--- BEGIN ---

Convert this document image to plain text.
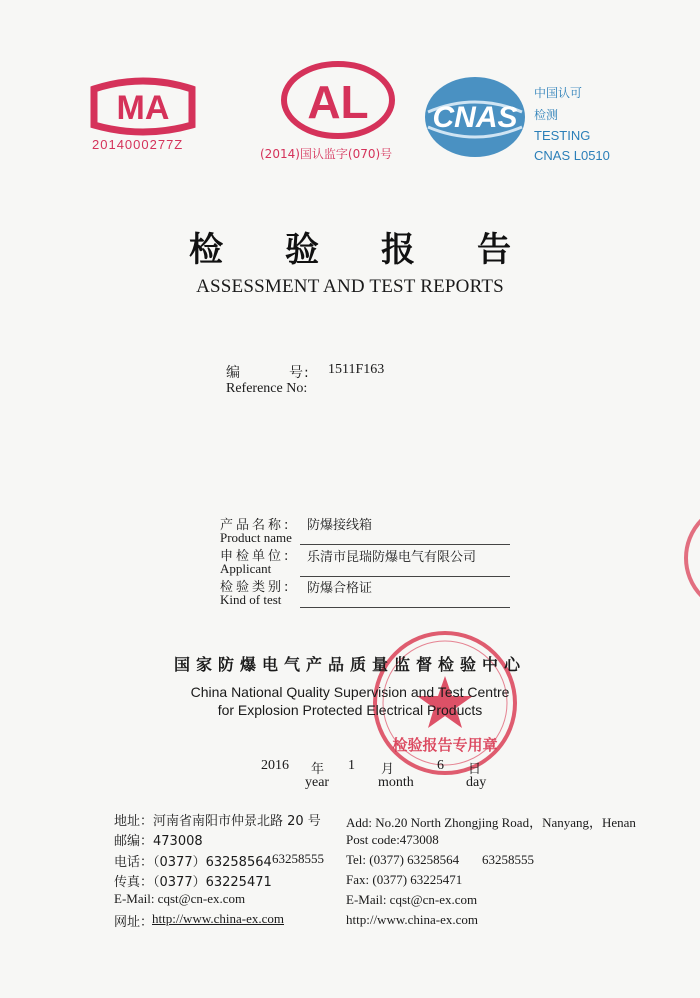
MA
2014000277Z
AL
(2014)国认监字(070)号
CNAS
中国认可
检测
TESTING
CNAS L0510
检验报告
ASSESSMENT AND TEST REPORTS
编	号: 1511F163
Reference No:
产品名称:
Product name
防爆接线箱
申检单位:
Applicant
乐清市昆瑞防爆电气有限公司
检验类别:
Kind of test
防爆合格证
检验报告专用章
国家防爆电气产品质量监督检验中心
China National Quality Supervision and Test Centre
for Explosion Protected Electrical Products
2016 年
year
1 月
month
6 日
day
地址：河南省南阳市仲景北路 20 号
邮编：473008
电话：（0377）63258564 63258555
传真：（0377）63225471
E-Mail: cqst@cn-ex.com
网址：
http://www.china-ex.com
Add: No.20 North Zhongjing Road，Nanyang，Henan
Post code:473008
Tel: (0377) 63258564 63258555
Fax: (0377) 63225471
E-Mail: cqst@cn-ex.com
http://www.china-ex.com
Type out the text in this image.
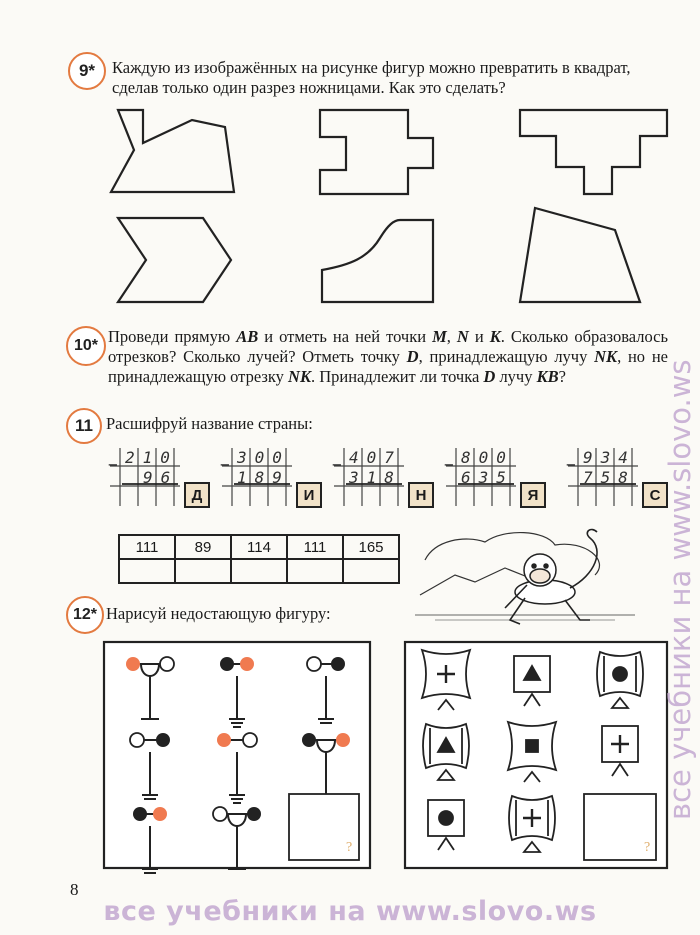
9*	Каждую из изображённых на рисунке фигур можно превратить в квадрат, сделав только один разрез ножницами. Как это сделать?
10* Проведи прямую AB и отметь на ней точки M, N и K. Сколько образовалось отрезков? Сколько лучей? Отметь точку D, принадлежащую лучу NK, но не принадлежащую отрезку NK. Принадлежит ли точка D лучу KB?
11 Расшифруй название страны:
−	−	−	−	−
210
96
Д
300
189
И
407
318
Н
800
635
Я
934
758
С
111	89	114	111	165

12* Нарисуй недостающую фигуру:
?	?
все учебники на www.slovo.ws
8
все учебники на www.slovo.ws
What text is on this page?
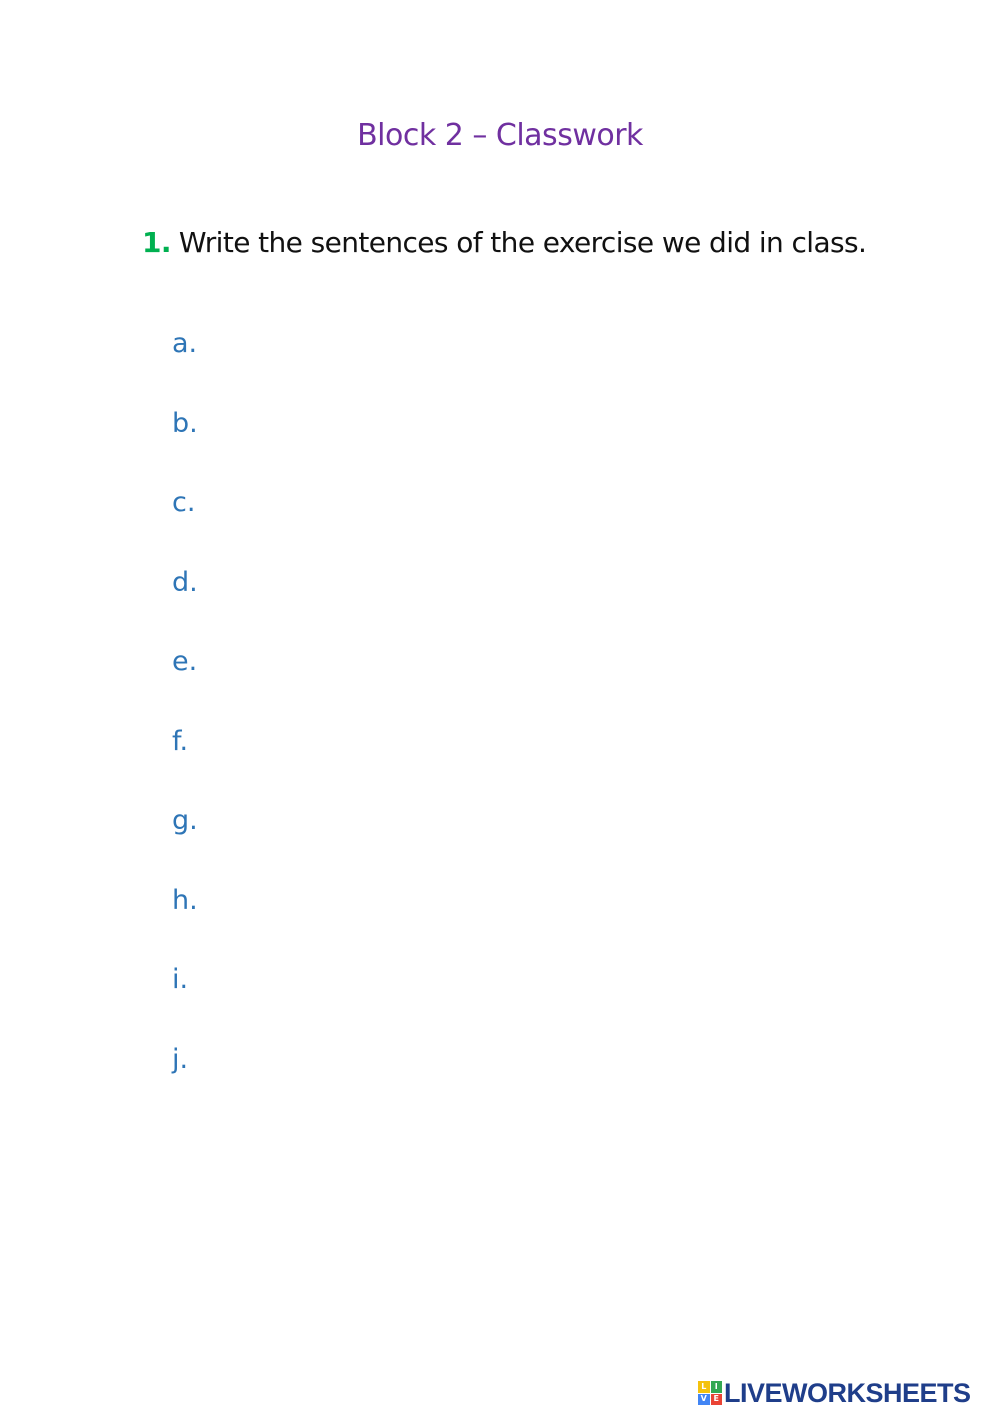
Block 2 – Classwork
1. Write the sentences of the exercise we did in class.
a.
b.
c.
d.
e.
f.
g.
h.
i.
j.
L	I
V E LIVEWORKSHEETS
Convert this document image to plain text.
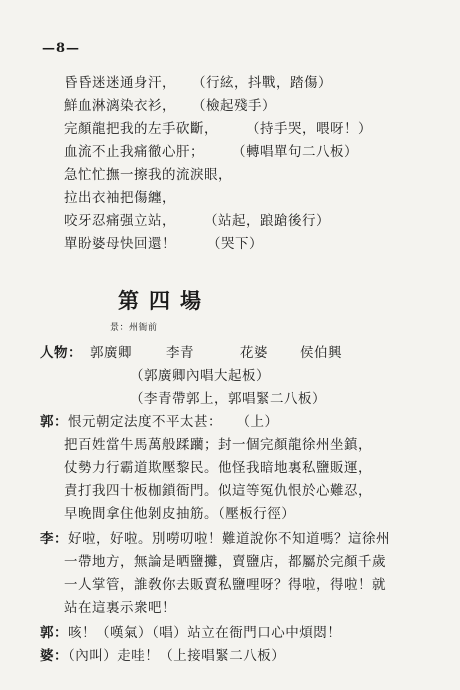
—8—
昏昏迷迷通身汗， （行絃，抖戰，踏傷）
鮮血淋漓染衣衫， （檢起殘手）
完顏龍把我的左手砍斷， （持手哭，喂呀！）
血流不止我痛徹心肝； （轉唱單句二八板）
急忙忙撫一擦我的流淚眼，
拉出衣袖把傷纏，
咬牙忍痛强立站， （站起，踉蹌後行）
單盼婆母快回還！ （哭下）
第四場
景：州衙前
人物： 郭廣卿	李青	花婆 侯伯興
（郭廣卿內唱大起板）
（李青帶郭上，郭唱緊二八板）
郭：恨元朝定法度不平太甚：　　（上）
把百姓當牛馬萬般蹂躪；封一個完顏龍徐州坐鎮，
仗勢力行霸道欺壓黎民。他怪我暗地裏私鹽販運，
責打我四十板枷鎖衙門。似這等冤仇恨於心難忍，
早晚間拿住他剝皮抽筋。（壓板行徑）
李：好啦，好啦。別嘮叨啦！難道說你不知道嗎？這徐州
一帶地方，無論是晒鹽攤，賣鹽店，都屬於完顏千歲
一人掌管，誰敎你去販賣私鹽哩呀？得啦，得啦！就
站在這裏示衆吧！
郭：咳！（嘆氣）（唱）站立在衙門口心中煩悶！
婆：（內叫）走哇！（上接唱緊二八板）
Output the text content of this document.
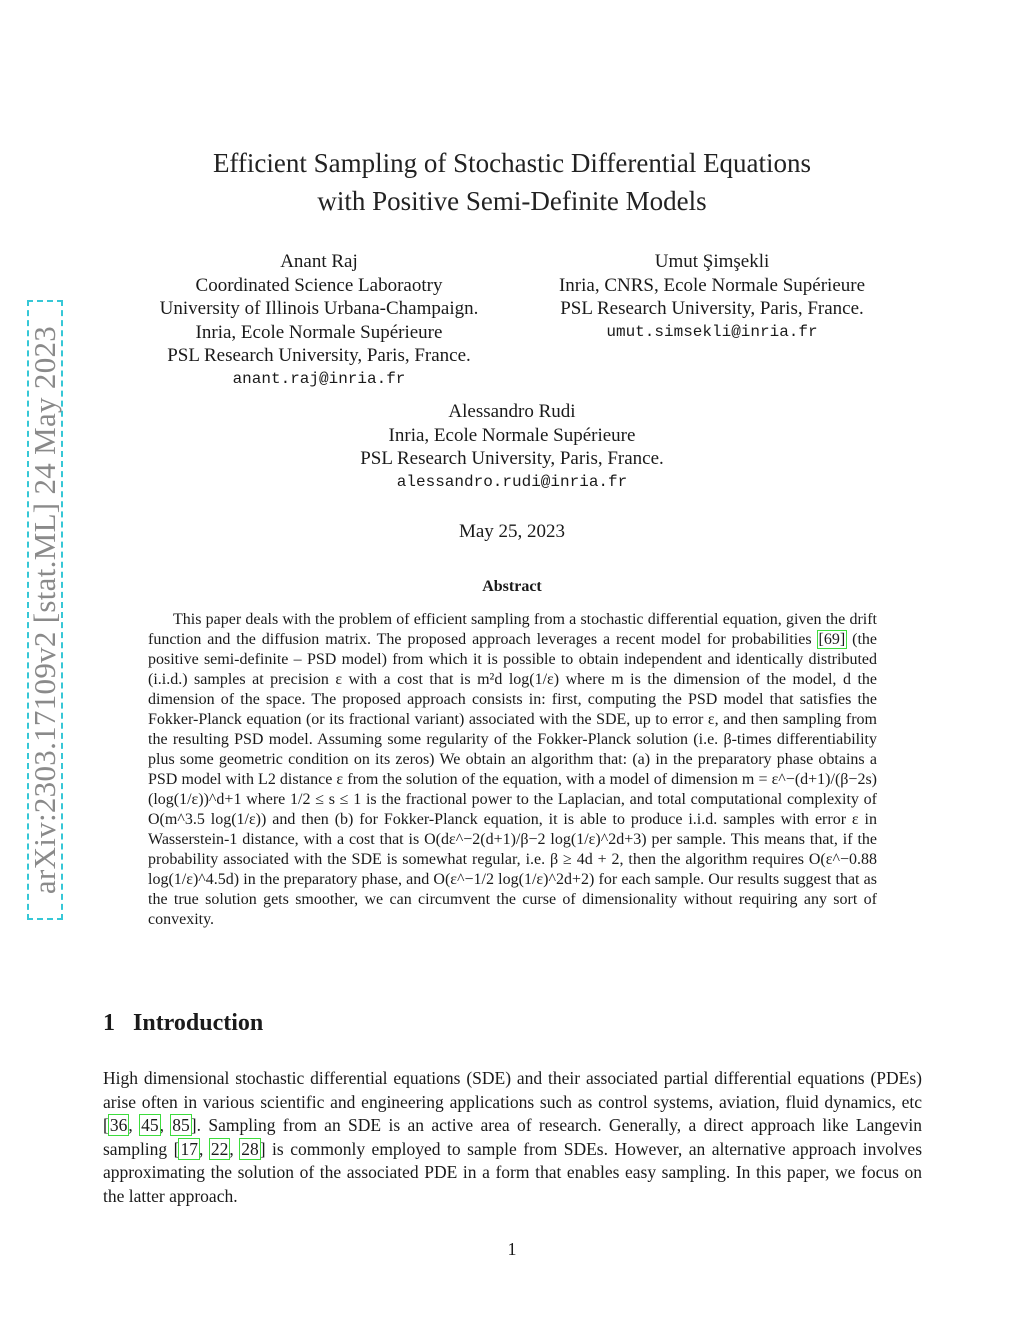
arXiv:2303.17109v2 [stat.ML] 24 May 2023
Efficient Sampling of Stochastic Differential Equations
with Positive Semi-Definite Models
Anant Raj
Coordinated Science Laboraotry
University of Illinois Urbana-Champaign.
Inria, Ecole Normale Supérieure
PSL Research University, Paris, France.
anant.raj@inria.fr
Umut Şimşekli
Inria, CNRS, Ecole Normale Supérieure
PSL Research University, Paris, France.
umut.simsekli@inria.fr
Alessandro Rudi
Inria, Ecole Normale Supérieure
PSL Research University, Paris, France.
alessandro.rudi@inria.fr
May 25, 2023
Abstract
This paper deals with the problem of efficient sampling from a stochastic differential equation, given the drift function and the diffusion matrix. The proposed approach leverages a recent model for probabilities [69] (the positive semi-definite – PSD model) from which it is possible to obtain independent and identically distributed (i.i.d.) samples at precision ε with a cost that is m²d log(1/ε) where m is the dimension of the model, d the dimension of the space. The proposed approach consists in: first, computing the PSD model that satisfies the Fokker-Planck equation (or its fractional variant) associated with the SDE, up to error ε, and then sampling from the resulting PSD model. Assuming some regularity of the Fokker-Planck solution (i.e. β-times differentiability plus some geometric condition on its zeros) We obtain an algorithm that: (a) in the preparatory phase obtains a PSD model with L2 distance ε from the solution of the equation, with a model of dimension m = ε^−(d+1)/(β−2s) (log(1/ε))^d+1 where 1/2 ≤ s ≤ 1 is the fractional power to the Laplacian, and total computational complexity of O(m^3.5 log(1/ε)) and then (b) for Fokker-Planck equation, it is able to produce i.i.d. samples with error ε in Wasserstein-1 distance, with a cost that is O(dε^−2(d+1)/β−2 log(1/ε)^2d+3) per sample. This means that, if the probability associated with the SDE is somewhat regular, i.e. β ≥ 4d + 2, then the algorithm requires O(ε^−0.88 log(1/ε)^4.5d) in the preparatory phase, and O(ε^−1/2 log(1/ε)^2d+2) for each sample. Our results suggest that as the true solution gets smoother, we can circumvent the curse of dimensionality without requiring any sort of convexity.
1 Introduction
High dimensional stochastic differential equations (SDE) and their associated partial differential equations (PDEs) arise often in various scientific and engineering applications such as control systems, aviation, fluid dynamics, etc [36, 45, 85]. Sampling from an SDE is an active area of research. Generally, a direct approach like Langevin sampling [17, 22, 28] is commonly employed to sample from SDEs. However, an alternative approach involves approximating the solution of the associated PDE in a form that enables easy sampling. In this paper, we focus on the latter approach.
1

--- END ---

YOUR GOAL :: Restate the listing above word for word, and skip the pictures.

OUTPUT BELOW ::
Convert this document image to plain text.
MA
2014000277Z
AL
(2014)国认监字(070)号
CNAS
中国认可
检测
TESTING
CNAS L0510
检验报告
ASSESSMENT AND TEST REPORTS
编	号: 1511F163
Reference No:
产品名称:
Product name
防爆接线箱
申检单位:
Applicant
乐清市昆瑞防爆电气有限公司
检验类别:
Kind of test
防爆合格证
检验报告专用章
国家防爆电气产品质量监督检验中心
China National Quality Supervision and Test Centre
for Explosion Protected Electrical Products
2016 年
year
1 月
month
6 日
day
地址：河南省南阳市仲景北路 20 号
邮编：473008
电话：（0377）63258564 63258555
传真：（0377）63225471
E-Mail: cqst@cn-ex.com
网址：
http://www.china-ex.com
Add: No.20 North Zhongjing Road，Nanyang，Henan
Post code:473008
Tel: (0377) 63258564 63258555
Fax: (0377) 63225471
E-Mail: cqst@cn-ex.com
http://www.china-ex.com
Type out the text in this image.
9*	Каждую из изображённых на рисунке фигур можно превратить в квадрат, сделав только один разрез ножницами. Как это сделать?
10* Проведи прямую AB и отметь на ней точки M, N и K. Сколько образовалось отрезков? Сколько лучей? Отметь точку D, принадлежащую лучу NK, но не принадлежащую отрезку NK. Принадлежит ли точка D лучу KB?
11 Расшифруй название страны:
−	−	−	−	−
210
96
Д
300
189
И
407
318
Н
800
635
Я
934
758
С
111	89	114	111	165

12* Нарисуй недостающую фигуру:
?	?
все учебники на www.slovo.ws
8
все учебники на www.slovo.ws
What text is on this page?
Block 2 – Classwork
1. Write the sentences of the exercise we did in class.
a.
b.
c.
d.
e.
f.
g.
h.
i.
j.
L	I
V E LIVEWORKSHEETS
Convert this document image to plain text.
—8—
昏昏迷迷通身汗， （行絃，抖戰，踏傷）
鮮血淋漓染衣衫， （檢起殘手）
完顏龍把我的左手砍斷， （持手哭，喂呀！）
血流不止我痛徹心肝； （轉唱單句二八板）
急忙忙撫一擦我的流淚眼，
拉出衣袖把傷纏，
咬牙忍痛强立站， （站起，踉蹌後行）
單盼婆母快回還！ （哭下）
第四場
景：州衙前
人物： 郭廣卿	李青	花婆 侯伯興
（郭廣卿內唱大起板）
（李青帶郭上，郭唱緊二八板）
郭：恨元朝定法度不平太甚：　　（上）
把百姓當牛馬萬般蹂躪；封一個完顏龍徐州坐鎮，
仗勢力行霸道欺壓黎民。他怪我暗地裏私鹽販運，
責打我四十板枷鎖衙門。似這等冤仇恨於心難忍，
早晚間拿住他剝皮抽筋。（壓板行徑）
李：好啦，好啦。別嘮叨啦！難道說你不知道嗎？這徐州
一帶地方，無論是晒鹽攤，賣鹽店，都屬於完顏千歲
一人掌管，誰敎你去販賣私鹽哩呀？得啦，得啦！就
站在這裏示衆吧！
郭：咳！（嘆氣）（唱）站立在衙門口心中煩悶！
婆：（內叫）走哇！（上接唱緊二八板）
Output the text content of this document.
arXiv:2303.17109v2 [stat.ML] 24 May 2023
Efficient Sampling of Stochastic Differential Equations
with Positive Semi-Definite Models
Anant Raj
Coordinated Science Laboraotry
University of Illinois Urbana-Champaign.
Inria, Ecole Normale Supérieure
PSL Research University, Paris, France.
anant.raj@inria.fr
Umut Şimşekli
Inria, CNRS, Ecole Normale Supérieure
PSL Research University, Paris, France.
umut.simsekli@inria.fr
Alessandro Rudi
Inria, Ecole Normale Supérieure
PSL Research University, Paris, France.
alessandro.rudi@inria.fr
May 25, 2023
Abstract
This paper deals with the problem of efficient sampling from a stochastic differential equation, given the drift function and the diffusion matrix. The proposed approach leverages a recent model for probabilities [69] (the positive semi-definite – PSD model) from which it is possible to obtain independent and identically distributed (i.i.d.) samples at precision ε with a cost that is m²d log(1/ε) where m is the dimension of the model, d the dimension of the space. The proposed approach consists in: first, computing the PSD model that satisfies the Fokker-Planck equation (or its fractional variant) associated with the SDE, up to error ε, and then sampling from the resulting PSD model. Assuming some regularity of the Fokker-Planck solution (i.e. β-times differentiability plus some geometric condition on its zeros) We obtain an algorithm that: (a) in the preparatory phase obtains a PSD model with L2 distance ε from the solution of the equation, with a model of dimension m = ε^−(d+1)/(β−2s) (log(1/ε))^d+1 where 1/2 ≤ s ≤ 1 is the fractional power to the Laplacian, and total computational complexity of O(m^3.5 log(1/ε)) and then (b) for Fokker-Planck equation, it is able to produce i.i.d. samples with error ε in Wasserstein-1 distance, with a cost that is O(dε^−2(d+1)/β−2 log(1/ε)^2d+3) per sample. This means that, if the probability associated with the SDE is somewhat regular, i.e. β ≥ 4d + 2, then the algorithm requires O(ε^−0.88 log(1/ε)^4.5d) in the preparatory phase, and O(ε^−1/2 log(1/ε)^2d+2) for each sample. Our results suggest that as the true solution gets smoother, we can circumvent the curse of dimensionality without requiring any sort of convexity.
1 Introduction
High dimensional stochastic differential equations (SDE) and their associated partial differential equations (PDEs) arise often in various scientific and engineering applications such as control systems, aviation, fluid dynamics, etc [36, 45, 85]. Sampling from an SDE is an active area of research. Generally, a direct approach like Langevin sampling [17, 22, 28] is commonly employed to sample from SDEs. However, an alternative approach involves approximating the solution of the associated PDE in a form that enables easy sampling. In this paper, we focus on the latter approach.
1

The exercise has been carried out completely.